• Task brief: Switch "screenshot" to "chart image" in the stretch from the start of the rows through the line containing "bar-side: [977, 154, 1017, 489]", and write out those lines again with everything else unchanged.

• Layout annotation rows:
● ● ●

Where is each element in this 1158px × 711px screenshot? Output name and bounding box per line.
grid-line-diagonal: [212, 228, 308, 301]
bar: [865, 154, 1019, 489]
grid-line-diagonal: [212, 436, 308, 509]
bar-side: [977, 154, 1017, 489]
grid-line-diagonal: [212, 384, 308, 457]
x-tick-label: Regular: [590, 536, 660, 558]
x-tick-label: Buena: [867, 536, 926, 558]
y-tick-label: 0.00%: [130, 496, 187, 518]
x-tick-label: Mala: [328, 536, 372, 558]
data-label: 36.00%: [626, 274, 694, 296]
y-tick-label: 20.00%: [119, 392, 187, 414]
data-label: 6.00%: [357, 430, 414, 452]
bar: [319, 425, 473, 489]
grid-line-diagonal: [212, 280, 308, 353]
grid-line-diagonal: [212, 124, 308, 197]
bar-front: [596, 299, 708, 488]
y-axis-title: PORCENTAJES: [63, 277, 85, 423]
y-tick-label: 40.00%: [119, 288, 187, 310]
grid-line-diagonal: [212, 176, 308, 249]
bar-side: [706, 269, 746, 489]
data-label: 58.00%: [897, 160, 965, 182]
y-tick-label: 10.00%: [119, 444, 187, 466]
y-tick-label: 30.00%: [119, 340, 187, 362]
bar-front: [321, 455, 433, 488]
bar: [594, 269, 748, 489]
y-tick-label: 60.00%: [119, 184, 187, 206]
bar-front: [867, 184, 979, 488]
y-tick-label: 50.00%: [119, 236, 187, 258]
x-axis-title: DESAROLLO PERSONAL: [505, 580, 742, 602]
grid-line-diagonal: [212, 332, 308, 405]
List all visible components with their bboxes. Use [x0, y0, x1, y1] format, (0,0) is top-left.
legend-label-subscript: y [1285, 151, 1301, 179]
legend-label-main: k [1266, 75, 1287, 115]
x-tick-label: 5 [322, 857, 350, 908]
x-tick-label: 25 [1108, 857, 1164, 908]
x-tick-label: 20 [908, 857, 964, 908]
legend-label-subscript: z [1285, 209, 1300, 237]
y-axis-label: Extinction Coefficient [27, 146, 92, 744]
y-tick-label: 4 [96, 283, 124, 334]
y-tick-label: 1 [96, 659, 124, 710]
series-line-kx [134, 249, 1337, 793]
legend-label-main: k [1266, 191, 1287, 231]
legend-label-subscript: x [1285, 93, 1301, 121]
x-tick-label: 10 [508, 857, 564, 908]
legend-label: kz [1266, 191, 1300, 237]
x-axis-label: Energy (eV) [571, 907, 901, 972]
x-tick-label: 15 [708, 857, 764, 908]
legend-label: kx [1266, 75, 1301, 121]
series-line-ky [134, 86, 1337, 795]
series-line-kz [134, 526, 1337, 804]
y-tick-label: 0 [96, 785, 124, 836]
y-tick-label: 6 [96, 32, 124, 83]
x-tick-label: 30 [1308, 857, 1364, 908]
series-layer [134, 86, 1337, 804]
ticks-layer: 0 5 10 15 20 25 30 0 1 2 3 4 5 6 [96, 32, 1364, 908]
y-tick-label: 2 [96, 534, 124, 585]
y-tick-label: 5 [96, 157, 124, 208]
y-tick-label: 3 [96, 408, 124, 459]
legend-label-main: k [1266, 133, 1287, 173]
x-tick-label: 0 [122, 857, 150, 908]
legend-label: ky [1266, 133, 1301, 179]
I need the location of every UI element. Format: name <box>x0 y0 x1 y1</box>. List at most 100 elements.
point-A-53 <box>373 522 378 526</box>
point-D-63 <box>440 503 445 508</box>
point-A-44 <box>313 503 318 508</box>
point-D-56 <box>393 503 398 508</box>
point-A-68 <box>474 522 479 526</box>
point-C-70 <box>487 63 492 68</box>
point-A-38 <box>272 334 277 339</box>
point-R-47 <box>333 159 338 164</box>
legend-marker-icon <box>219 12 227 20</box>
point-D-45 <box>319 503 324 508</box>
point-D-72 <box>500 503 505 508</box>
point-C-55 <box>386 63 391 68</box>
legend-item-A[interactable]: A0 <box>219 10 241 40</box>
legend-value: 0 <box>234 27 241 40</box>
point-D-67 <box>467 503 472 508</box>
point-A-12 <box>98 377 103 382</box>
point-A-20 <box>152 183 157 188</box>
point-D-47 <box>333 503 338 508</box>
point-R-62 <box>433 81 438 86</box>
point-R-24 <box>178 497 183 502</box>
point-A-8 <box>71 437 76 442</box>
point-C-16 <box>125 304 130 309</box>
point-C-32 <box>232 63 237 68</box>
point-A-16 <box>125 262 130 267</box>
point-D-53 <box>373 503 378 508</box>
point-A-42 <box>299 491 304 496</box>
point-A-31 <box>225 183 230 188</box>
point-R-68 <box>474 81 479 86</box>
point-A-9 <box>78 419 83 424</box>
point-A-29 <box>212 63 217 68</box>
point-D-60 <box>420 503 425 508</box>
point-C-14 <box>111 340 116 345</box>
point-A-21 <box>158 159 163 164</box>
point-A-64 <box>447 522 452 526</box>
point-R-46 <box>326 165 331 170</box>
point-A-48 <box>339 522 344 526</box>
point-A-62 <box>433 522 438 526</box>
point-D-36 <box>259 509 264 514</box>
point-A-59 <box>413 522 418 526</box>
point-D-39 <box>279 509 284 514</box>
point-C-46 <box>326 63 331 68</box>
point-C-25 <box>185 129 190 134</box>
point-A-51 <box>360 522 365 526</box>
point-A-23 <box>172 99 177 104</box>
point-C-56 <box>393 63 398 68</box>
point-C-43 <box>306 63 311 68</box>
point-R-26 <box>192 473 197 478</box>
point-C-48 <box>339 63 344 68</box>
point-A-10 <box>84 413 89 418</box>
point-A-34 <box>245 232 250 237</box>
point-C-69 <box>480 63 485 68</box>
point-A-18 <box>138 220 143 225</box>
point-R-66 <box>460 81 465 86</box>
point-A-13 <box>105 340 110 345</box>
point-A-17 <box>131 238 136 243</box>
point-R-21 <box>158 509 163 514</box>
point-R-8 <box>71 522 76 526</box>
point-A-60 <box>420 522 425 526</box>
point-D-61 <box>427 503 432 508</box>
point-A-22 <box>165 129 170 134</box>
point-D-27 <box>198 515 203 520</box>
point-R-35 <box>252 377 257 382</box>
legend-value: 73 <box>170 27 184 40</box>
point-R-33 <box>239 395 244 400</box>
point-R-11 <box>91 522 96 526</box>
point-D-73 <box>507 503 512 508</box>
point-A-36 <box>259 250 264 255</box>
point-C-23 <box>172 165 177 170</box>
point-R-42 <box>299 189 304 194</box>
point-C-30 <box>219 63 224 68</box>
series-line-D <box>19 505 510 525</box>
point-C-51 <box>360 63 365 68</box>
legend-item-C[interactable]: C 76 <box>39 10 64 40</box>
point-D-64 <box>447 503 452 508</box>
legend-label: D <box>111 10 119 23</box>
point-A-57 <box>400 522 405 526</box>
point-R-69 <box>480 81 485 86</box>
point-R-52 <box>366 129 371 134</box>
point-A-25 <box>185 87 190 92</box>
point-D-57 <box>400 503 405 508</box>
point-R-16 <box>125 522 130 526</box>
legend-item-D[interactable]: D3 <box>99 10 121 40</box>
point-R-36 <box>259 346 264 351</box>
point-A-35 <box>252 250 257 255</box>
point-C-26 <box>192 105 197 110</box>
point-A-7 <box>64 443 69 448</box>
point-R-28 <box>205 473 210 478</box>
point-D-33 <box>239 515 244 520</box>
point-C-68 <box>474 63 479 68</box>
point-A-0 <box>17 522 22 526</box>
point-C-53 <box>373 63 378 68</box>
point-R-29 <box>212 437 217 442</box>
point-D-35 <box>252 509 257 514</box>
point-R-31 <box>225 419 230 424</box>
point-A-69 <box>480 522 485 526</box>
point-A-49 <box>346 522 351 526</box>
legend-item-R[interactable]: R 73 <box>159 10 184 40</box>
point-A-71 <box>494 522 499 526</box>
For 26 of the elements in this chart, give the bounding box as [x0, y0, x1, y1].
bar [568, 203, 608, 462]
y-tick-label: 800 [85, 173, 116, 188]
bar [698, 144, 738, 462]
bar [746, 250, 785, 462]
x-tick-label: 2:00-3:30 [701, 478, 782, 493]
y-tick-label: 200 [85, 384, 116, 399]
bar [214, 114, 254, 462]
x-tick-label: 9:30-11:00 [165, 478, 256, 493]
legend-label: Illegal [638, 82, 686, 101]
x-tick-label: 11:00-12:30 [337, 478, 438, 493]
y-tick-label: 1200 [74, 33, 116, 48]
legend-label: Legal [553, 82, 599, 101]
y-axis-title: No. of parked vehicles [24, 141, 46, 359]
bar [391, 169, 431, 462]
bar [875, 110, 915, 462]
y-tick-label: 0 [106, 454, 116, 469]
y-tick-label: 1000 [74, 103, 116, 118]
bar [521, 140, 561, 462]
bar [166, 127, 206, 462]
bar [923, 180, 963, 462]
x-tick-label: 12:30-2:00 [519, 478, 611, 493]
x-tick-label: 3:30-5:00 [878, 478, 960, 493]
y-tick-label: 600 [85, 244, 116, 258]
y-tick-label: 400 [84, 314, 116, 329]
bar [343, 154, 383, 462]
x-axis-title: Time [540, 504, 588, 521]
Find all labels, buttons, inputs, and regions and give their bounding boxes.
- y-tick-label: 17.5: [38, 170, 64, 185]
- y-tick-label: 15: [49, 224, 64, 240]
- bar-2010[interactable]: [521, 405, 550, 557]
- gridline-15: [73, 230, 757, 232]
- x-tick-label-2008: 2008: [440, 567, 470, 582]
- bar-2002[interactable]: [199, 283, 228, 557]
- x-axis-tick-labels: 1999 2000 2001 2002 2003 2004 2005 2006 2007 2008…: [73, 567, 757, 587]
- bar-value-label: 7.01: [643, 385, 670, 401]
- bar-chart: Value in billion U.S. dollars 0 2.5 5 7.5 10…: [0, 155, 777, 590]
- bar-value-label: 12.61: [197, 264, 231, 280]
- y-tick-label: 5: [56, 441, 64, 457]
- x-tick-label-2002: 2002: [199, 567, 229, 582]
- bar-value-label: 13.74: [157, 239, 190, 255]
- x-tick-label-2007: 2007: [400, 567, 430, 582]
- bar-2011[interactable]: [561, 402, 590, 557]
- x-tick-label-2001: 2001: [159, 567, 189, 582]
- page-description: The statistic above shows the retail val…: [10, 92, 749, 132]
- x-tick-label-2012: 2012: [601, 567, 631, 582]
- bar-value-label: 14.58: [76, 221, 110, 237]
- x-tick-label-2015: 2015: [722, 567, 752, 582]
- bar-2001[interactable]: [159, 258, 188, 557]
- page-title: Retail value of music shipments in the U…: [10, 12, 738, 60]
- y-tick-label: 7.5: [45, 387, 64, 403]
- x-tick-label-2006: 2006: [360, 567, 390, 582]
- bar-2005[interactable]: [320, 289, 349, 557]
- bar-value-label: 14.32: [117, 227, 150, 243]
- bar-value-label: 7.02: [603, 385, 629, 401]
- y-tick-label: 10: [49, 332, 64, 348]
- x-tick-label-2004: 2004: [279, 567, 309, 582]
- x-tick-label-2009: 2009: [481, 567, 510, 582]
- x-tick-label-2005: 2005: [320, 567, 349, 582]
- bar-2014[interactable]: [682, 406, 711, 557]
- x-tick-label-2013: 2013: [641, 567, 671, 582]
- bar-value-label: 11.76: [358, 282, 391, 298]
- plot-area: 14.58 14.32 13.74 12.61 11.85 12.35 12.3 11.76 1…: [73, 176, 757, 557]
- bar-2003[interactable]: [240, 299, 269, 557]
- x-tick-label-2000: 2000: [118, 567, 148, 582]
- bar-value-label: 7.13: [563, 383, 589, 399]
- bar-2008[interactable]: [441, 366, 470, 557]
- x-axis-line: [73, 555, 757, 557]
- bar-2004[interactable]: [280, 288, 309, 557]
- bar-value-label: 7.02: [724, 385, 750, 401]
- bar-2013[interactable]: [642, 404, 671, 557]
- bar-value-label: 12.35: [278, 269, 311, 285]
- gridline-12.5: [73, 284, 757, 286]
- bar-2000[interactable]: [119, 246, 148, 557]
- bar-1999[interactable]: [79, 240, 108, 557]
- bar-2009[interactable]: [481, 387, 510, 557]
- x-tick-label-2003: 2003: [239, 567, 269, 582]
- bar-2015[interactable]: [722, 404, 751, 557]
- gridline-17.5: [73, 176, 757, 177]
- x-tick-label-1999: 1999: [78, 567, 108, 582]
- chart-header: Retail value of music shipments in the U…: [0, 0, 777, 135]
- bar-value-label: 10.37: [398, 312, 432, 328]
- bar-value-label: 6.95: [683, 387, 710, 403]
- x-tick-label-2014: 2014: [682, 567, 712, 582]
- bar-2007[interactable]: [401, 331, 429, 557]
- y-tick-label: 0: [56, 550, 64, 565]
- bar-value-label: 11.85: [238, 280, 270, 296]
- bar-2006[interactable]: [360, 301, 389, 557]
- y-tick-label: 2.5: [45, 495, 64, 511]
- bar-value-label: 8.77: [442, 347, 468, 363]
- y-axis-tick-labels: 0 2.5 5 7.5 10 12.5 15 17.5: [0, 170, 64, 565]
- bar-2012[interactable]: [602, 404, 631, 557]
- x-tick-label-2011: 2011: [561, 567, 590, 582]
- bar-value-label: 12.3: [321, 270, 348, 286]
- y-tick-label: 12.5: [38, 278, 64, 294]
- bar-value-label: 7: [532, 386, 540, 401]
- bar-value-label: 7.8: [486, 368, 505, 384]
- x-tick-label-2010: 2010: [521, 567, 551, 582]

● ● ●

• Answer to this problem:
Where is each element in this 1158px × 711px chart image? Output name and bounding box per line.
grid-line-diagonal: [212, 228, 308, 301]
bar: [865, 154, 1019, 489]
grid-line-diagonal: [212, 436, 308, 509]
bar-side: [977, 154, 1017, 489]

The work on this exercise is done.